_Extracted material_.

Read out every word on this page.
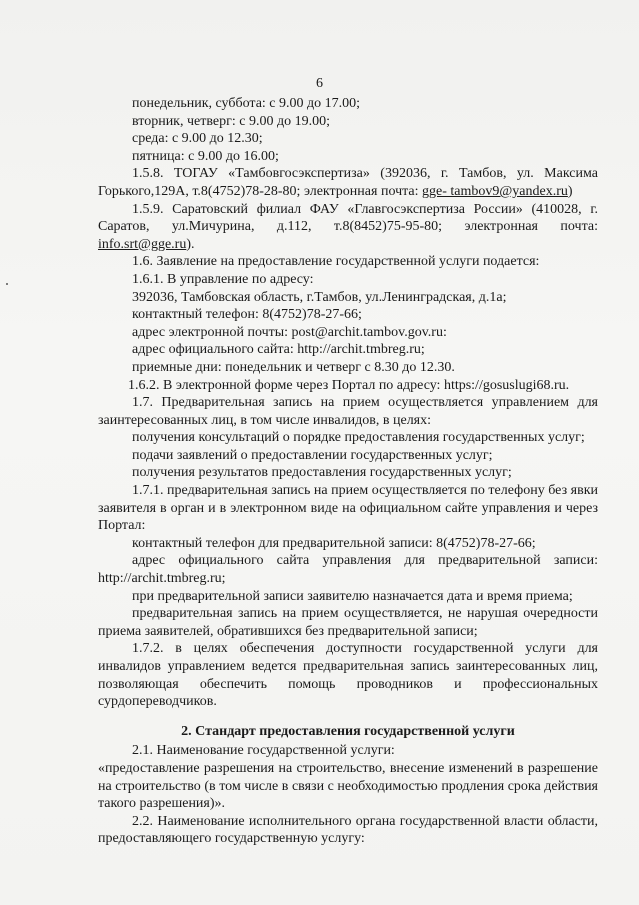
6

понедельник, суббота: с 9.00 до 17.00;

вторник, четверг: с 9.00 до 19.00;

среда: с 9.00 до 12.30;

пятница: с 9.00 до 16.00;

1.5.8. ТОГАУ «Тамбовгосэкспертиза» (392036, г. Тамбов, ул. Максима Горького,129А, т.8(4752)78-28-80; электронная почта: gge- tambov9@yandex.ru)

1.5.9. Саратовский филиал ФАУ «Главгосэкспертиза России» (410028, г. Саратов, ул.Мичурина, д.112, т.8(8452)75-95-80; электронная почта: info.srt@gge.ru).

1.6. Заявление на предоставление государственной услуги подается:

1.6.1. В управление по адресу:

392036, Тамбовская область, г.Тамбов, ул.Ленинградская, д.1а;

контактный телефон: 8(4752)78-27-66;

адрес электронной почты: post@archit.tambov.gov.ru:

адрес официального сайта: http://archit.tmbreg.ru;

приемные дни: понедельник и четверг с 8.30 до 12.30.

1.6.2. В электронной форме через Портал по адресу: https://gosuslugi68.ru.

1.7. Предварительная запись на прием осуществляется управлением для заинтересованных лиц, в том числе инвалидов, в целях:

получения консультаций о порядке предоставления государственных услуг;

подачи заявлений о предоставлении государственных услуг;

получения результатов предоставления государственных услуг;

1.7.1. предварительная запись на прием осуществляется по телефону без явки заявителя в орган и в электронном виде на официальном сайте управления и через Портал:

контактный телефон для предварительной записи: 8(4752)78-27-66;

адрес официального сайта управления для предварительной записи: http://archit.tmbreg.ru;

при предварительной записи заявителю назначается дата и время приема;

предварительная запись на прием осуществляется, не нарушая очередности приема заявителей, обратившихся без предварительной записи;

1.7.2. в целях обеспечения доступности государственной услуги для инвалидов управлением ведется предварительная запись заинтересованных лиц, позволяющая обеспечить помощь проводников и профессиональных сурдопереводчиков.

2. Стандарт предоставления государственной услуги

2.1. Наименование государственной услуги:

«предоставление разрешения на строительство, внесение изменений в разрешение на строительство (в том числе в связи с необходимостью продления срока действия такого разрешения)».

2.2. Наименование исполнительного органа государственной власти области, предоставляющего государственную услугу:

_What needs to be done_.
Keep only the lines that hold the string "предварительной", and copy them out.

_Reply to the exercise_.
контактный телефон для предварительной записи: 8(4752)78-27-66;
адрес официального сайта управления для предварительной записи: http://archit.tmbreg.ru;
при предварительной записи заявителю назначается дата и время приема;
предварительная запись на прием осуществляется, не нарушая очередности приема заявителей, обратившихся без предварительной записи;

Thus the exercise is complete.